[Data excerpts]
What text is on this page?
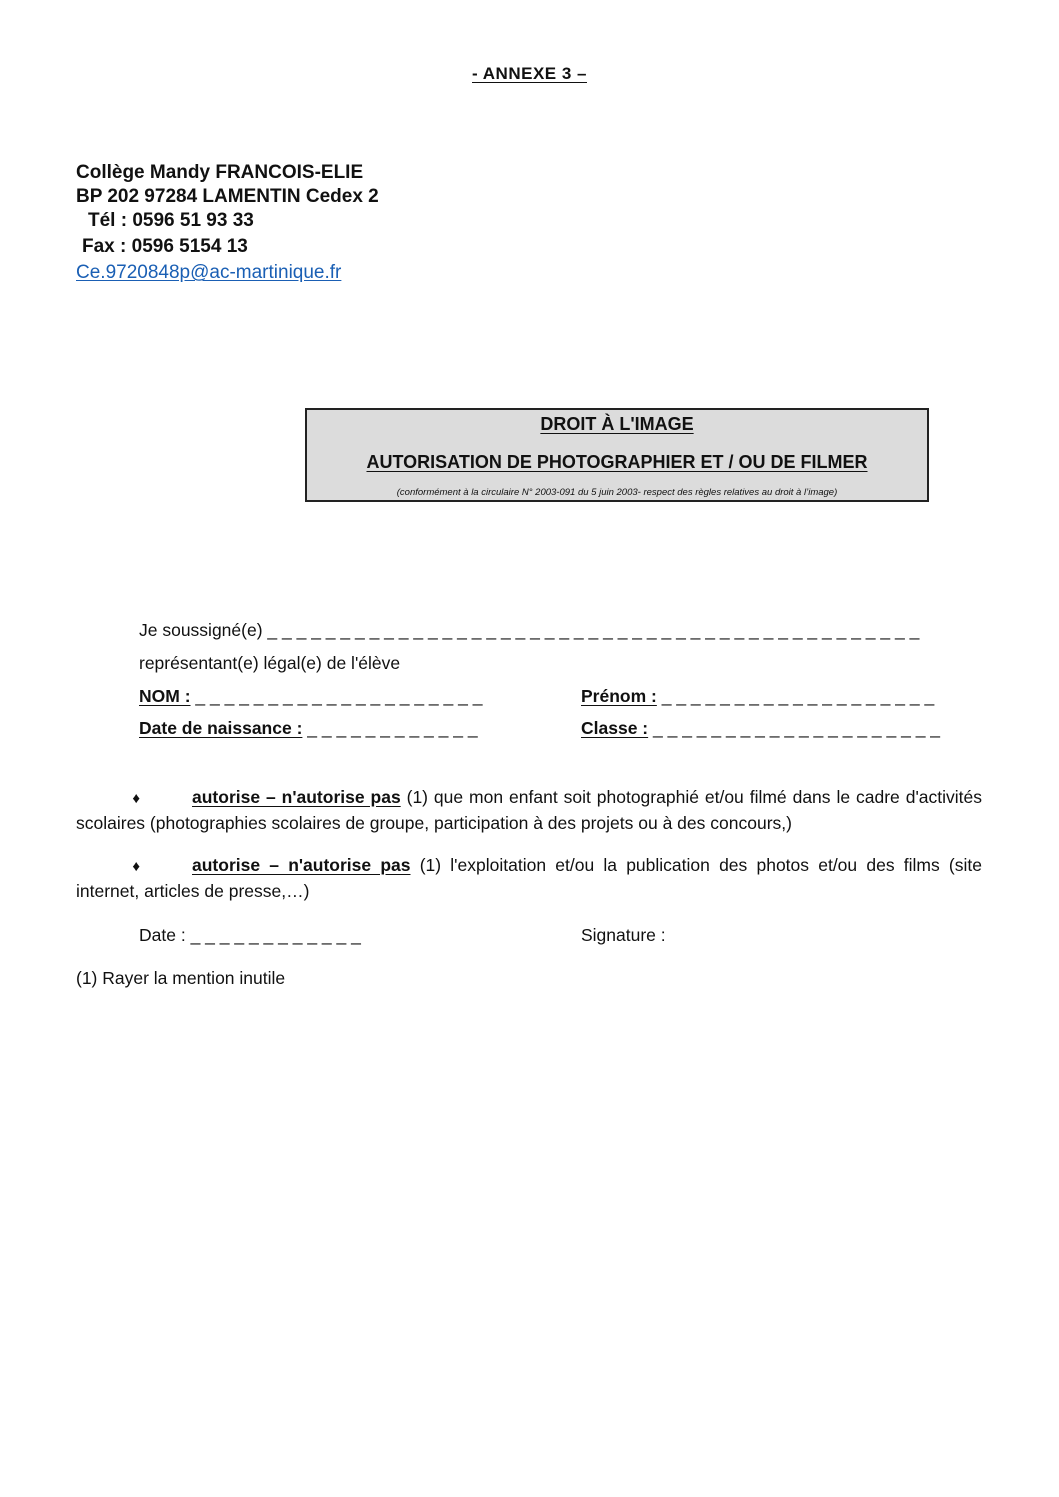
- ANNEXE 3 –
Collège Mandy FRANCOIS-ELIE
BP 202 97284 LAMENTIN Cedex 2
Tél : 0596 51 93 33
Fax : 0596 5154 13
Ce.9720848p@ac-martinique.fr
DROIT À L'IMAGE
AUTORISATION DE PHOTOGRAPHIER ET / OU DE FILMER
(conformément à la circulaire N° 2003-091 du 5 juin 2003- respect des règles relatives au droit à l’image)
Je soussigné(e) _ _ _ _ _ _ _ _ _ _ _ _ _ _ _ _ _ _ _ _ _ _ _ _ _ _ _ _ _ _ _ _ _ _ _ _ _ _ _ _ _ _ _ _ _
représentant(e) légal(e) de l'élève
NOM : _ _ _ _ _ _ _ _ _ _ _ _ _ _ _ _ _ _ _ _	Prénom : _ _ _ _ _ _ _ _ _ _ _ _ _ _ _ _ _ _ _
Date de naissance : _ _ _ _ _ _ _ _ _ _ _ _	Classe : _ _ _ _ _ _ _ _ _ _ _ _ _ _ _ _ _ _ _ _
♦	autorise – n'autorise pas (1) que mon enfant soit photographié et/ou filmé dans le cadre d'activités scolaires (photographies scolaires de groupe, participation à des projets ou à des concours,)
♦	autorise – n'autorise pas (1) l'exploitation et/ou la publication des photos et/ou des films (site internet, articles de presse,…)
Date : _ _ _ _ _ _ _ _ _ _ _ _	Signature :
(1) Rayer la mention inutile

:: Exercise objective ::
Report each line in the data that holds the word "Date".

:: Solution for this problem ::
Date de naissance : _ _ _ _ _ _ _ _ _ _ _ _	Classe : _ _ _ _ _ _ _ _ _ _ _ _ _ _ _ _ _ _ _ _
Date : _ _ _ _ _ _ _ _ _ _ _ _	Signature :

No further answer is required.